# Exercise
Copy every line of the records below where the word "index" occurs.

(Records from a data collection)
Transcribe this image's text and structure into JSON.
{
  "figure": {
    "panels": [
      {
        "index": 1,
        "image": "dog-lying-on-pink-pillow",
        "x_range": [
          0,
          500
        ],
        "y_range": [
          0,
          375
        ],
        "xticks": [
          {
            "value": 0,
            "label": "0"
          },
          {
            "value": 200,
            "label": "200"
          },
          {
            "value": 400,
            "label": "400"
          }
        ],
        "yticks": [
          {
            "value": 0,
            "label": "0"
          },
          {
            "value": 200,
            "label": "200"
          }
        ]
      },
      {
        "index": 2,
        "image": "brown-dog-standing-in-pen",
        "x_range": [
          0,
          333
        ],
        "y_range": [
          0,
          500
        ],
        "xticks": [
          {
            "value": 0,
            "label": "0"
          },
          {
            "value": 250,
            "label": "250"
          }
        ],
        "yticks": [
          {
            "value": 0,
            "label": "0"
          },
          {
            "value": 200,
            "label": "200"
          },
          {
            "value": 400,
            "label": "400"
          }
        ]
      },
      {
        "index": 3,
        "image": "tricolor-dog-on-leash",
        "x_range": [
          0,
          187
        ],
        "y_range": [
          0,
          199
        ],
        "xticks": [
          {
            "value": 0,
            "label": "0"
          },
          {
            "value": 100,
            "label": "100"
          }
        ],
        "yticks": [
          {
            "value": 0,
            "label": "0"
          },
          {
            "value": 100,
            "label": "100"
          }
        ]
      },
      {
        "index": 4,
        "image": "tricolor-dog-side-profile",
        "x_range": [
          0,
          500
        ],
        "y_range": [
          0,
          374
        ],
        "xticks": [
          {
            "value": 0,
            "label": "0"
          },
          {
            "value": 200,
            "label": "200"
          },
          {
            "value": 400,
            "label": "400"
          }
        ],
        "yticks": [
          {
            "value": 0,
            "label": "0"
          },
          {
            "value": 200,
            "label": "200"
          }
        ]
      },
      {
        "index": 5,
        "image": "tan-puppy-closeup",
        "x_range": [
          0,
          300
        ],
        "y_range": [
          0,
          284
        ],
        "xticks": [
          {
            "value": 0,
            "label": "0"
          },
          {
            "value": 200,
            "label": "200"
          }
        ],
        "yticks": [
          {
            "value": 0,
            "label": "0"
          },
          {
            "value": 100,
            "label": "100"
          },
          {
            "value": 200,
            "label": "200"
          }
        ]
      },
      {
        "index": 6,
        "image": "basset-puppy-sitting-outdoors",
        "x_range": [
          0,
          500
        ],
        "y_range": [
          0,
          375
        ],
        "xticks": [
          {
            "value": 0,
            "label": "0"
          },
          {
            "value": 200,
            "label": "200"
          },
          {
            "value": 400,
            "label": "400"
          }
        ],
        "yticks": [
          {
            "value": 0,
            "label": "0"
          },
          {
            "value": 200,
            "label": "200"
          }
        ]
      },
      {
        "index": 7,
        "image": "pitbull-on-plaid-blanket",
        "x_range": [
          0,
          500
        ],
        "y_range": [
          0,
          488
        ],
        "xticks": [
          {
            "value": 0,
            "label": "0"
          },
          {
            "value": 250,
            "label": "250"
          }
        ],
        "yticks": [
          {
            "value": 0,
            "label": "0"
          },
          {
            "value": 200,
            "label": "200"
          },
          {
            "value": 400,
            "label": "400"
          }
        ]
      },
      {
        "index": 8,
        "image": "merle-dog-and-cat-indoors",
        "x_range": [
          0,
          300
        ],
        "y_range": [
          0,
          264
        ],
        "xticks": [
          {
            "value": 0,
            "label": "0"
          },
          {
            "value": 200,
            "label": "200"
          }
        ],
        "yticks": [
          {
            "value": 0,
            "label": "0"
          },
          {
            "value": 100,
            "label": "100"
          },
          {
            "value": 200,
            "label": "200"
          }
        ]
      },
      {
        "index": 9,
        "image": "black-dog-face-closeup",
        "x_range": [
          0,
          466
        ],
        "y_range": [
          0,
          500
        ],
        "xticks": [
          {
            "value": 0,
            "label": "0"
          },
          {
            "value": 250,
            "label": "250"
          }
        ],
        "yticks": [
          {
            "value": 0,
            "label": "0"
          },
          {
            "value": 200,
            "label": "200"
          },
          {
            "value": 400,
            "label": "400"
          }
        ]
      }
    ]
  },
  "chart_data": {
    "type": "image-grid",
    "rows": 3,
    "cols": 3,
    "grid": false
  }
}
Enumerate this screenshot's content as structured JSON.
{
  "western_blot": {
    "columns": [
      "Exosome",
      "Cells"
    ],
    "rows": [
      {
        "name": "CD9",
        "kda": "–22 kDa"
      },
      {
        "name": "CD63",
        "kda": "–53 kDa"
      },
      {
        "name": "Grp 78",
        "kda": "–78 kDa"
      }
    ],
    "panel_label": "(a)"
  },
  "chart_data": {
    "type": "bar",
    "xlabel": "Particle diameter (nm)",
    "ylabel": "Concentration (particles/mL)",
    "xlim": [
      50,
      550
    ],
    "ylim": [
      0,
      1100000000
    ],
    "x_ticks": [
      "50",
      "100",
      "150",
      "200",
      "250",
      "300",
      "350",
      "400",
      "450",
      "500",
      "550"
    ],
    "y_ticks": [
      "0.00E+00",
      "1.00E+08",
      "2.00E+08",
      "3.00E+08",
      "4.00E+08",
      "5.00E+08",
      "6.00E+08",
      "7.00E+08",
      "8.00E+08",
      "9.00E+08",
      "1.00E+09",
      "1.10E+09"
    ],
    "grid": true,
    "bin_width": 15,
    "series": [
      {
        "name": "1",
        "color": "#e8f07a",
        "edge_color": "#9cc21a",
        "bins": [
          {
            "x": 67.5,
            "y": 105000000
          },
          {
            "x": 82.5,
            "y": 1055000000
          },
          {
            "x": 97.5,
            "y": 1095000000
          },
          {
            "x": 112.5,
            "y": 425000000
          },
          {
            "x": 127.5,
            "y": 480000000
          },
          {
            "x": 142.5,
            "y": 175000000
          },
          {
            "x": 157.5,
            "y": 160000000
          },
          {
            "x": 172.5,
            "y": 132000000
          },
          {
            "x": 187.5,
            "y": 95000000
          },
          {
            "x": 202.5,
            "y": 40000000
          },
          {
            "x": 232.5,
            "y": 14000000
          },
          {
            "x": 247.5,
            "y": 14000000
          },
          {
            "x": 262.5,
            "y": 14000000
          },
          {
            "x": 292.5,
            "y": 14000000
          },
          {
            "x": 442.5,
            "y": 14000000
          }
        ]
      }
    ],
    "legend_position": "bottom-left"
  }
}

# Exercise solution
        "index": 1,
        "index": 2,
        "index": 3,
        "index": 4,
        "index": 5,
        "index": 6,
        "index": 7,
        "index": 8,
        "index": 9,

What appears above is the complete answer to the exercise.